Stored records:
================

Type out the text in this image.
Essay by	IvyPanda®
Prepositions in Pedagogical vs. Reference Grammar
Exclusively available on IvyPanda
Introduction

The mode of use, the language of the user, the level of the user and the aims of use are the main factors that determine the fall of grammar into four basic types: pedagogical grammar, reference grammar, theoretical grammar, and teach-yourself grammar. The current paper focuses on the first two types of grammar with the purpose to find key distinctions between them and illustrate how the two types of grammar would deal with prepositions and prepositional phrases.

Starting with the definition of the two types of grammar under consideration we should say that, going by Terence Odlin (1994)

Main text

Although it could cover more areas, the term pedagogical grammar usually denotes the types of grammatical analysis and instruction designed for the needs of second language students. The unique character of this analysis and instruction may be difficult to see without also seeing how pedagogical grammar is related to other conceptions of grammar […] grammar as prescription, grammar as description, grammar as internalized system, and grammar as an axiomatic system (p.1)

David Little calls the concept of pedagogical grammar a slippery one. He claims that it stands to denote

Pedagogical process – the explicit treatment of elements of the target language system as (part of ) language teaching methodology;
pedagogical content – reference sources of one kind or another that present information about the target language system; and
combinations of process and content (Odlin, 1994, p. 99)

================

• GOAL OF THE EXERCISE: Every record above needs to be repeated word for word.

• THE REPLY:
Type out the text in this image.
Essay by	IvyPanda®
Prepositions in Pedagogical vs. Reference Grammar
Exclusively available on IvyPanda
Introduction

The mode of use, the language of the user, the level of the user and the aims of use are the main factors that determine the fall of grammar into four basic types: pedagogical grammar, reference grammar, theoretical grammar, and teach-yourself grammar. The current paper focuses on the first two types of grammar with the purpose to find key distinctions between them and illustrate how the two types of grammar would deal with prepositions and prepositional phrases.

Starting with the definition of the two types of grammar under consideration we should say that, going by Terence Odlin (1994)

Main text

Although it could cover more areas, the term pedagogical grammar usually denotes the types of grammatical analysis and instruction designed for the needs of second language students. The unique character of this analysis and instruction may be difficult to see without also seeing how pedagogical grammar is related to other conceptions of grammar […] grammar as prescription, grammar as description, grammar as internalized system, and grammar as an axiomatic system (p.1)

David Little calls the concept of pedagogical grammar a slippery one. He claims that it stands to denote

Pedagogical process – the explicit treatment of elements of the target language system as (part of ) language teaching methodology;
pedagogical content – reference sources of one kind or another that present information about the target language system; and
combinations of process and content (Odlin, 1994, p. 99)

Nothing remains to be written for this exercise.